__SHORT PROBLEM__
Reproduce the records below exactly, leaving out any pictures.

__WORKING DATA__
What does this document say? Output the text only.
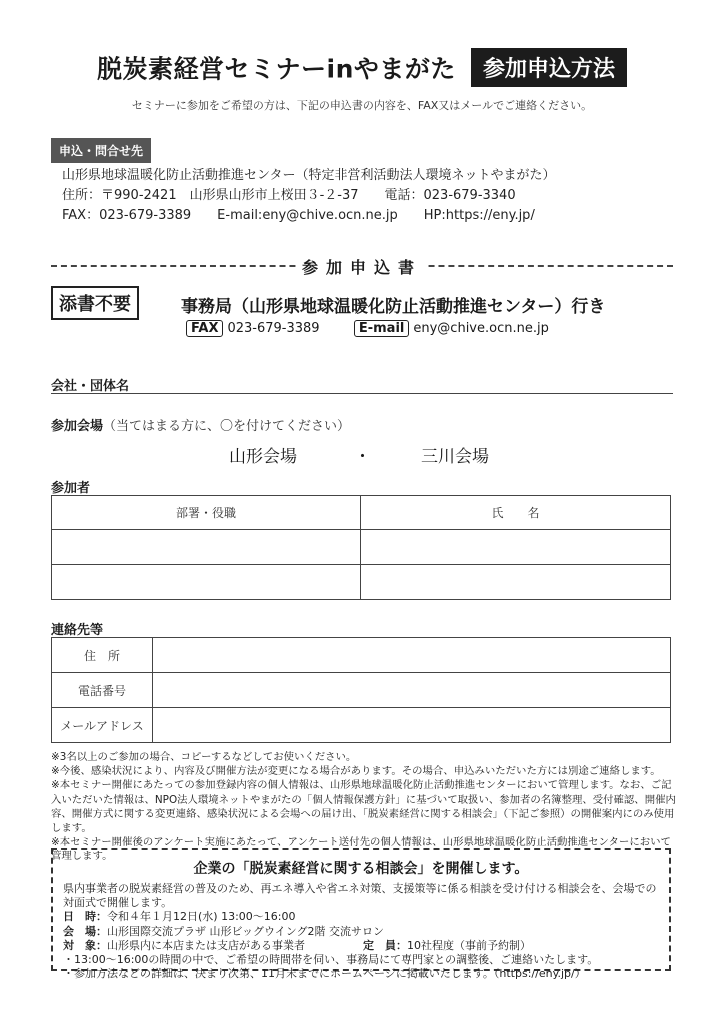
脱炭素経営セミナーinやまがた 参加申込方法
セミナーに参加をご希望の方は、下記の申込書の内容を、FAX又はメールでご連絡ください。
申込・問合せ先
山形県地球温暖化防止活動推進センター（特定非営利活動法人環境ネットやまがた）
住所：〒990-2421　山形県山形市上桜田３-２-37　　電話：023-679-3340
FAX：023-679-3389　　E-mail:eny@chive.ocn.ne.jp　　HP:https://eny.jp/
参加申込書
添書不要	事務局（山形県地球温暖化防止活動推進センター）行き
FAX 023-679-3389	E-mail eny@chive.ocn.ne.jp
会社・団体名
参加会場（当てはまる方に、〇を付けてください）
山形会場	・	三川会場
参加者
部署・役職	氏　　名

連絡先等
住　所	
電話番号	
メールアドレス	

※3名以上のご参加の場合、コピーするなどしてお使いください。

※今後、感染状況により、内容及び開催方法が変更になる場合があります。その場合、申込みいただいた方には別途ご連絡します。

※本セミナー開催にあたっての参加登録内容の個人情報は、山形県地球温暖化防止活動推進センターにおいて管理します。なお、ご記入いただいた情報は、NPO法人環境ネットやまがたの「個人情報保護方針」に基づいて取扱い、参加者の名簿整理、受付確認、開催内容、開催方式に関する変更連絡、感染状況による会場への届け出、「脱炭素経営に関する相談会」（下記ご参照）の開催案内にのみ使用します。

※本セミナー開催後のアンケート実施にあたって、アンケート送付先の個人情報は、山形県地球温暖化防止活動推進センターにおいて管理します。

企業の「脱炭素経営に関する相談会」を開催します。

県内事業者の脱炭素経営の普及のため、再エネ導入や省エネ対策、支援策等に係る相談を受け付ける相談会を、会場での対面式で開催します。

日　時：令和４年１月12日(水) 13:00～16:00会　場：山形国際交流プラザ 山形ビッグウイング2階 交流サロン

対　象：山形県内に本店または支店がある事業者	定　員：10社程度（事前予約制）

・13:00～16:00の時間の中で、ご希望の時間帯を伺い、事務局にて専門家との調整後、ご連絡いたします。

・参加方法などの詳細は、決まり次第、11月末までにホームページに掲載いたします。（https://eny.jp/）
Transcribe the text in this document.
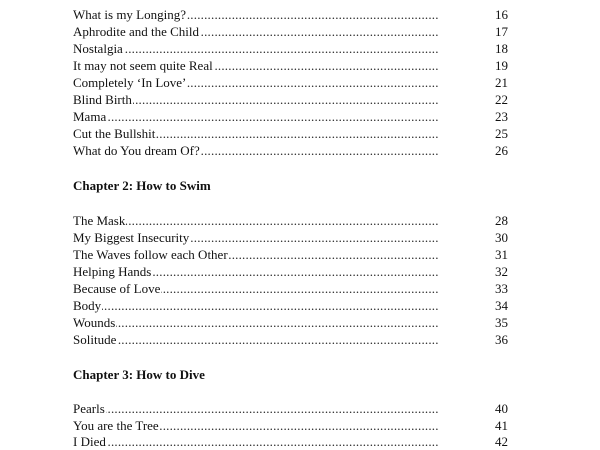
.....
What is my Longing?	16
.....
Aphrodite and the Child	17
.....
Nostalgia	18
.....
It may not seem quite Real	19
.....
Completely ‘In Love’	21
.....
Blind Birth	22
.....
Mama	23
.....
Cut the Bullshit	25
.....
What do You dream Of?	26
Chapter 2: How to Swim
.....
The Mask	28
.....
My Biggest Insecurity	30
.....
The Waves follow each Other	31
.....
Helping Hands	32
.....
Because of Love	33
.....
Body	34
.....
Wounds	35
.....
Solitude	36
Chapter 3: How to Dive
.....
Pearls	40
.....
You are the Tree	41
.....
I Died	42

__RESPONSE TO THE TASK__
What does this document say? Output the text only.
脱炭素経営セミナーinやまがた 参加申込方法
セミナーに参加をご希望の方は、下記の申込書の内容を、FAX又はメールでご連絡ください。
申込・問合せ先
山形県地球温暖化防止活動推進センター（特定非営利活動法人環境ネットやまがた）
住所：〒990-2421　山形県山形市上桜田３-２-37　　電話：023-679-3340
FAX：023-679-3389　　E-mail:eny@chive.ocn.ne.jp　　HP:https://eny.jp/
参加申込書
添書不要	事務局（山形県地球温暖化防止活動推進センター）行き
FAX 023-679-3389	E-mail eny@chive.ocn.ne.jp
会社・団体名
参加会場（当てはまる方に、〇を付けてください）
山形会場	・	三川会場
参加者
部署・役職	氏　　名

連絡先等
住　所	
電話番号	
メールアドレス	

※3名以上のご参加の場合、コピーするなどしてお使いください。

※今後、感染状況により、内容及び開催方法が変更になる場合があります。その場合、申込みいただいた方には別途ご連絡します。

※本セミナー開催にあたっての参加登録内容の個人情報は、山形県地球温暖化防止活動推進センターにおいて管理します。なお、ご記入いただいた情報は、NPO法人環境ネットやまがたの「個人情報保護方針」に基づいて取扱い、参加者の名簿整理、受付確認、開催内容、開催方式に関する変更連絡、感染状況による会場への届け出、「脱炭素経営に関する相談会」（下記ご参照）の開催案内にのみ使用します。

※本セミナー開催後のアンケート実施にあたって、アンケート送付先の個人情報は、山形県地球温暖化防止活動推進センターにおいて管理します。

企業の「脱炭素経営に関する相談会」を開催します。

県内事業者の脱炭素経営の普及のため、再エネ導入や省エネ対策、支援策等に係る相談を受け付ける相談会を、会場での対面式で開催します。

日　時：令和４年１月12日(水) 13:00～16:00会　場：山形国際交流プラザ 山形ビッグウイング2階 交流サロン

対　象：山形県内に本店または支店がある事業者	定　員：10社程度（事前予約制）

・13:00～16:00の時間の中で、ご希望の時間帯を伺い、事務局にて専門家との調整後、ご連絡いたします。

・参加方法などの詳細は、決まり次第、11月末までにホームページに掲載いたします。（https://eny.jp/）
Transcribe the text in this document.
.....
What is my Longing?	16
.....
Aphrodite and the Child	17
.....
Nostalgia	18
.....
It may not seem quite Real	19
.....
Completely ‘In Love’	21
.....
Blind Birth	22
.....
Mama	23
.....
Cut the Bullshit	25
.....
What do You dream Of?	26
Chapter 2: How to Swim
.....
The Mask	28
.....
My Biggest Insecurity	30
.....
The Waves follow each Other	31
.....
Helping Hands	32
.....
Because of Love	33
.....
Body	34
.....
Wounds	35
.....
Solitude	36
Chapter 3: How to Dive
.....
Pearls	40
.....
You are the Tree	41
.....
I Died	42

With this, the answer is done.